> **YOUR TASK**: Select all lines holding the word "Complete" from the entries that follow.

(Dataset entries)
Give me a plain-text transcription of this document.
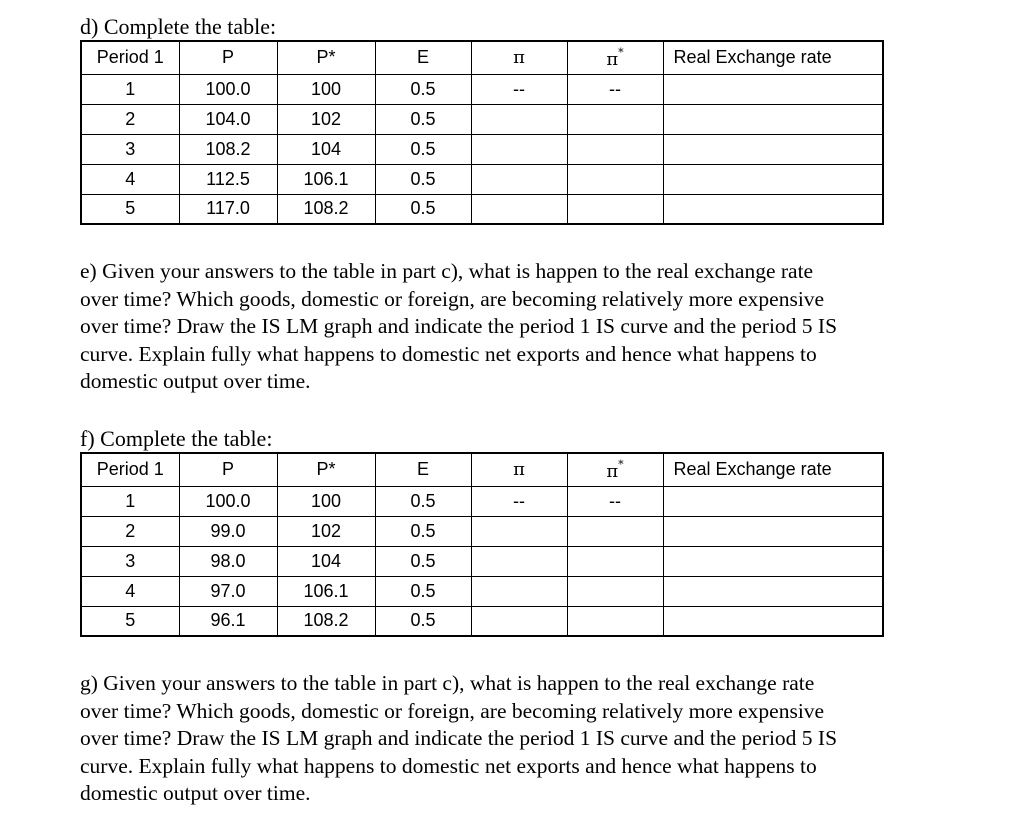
d) Complete the table:
Period 1	P	P*	E	π	π*	Real Exchange rate
1	100.0	100	0.5	--	--	
2	104.0	102	0.5			
3	108.2	104	0.5			
4	112.5	106.1	0.5			
5	117.0	108.2	0.5			
e) Given your answers to the table in part c), what is happen to the real exchange rate
over time? Which goods, domestic or foreign, are becoming relatively more expensive
over time? Draw the IS LM graph and indicate the period 1 IS curve and the period 5 IS
curve. Explain fully what happens to domestic net exports and hence what happens to
domestic output over time.
f) Complete the table:
Period 1	P	P*	E	π	π*	Real Exchange rate
1	100.0	100	0.5	--	--	
2	99.0	102	0.5			
3	98.0	104	0.5			
4	97.0	106.1	0.5			
5	96.1	108.2	0.5			
g) Given your answers to the table in part c), what is happen to the real exchange rate
over time? Which goods, domestic or foreign, are becoming relatively more expensive
over time? Draw the IS LM graph and indicate the period 1 IS curve and the period 5 IS
curve. Explain fully what happens to domestic net exports and hence what happens to
domestic output over time.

> **EXERCISE ANSWER**:
d) Complete the table:
f) Complete the table:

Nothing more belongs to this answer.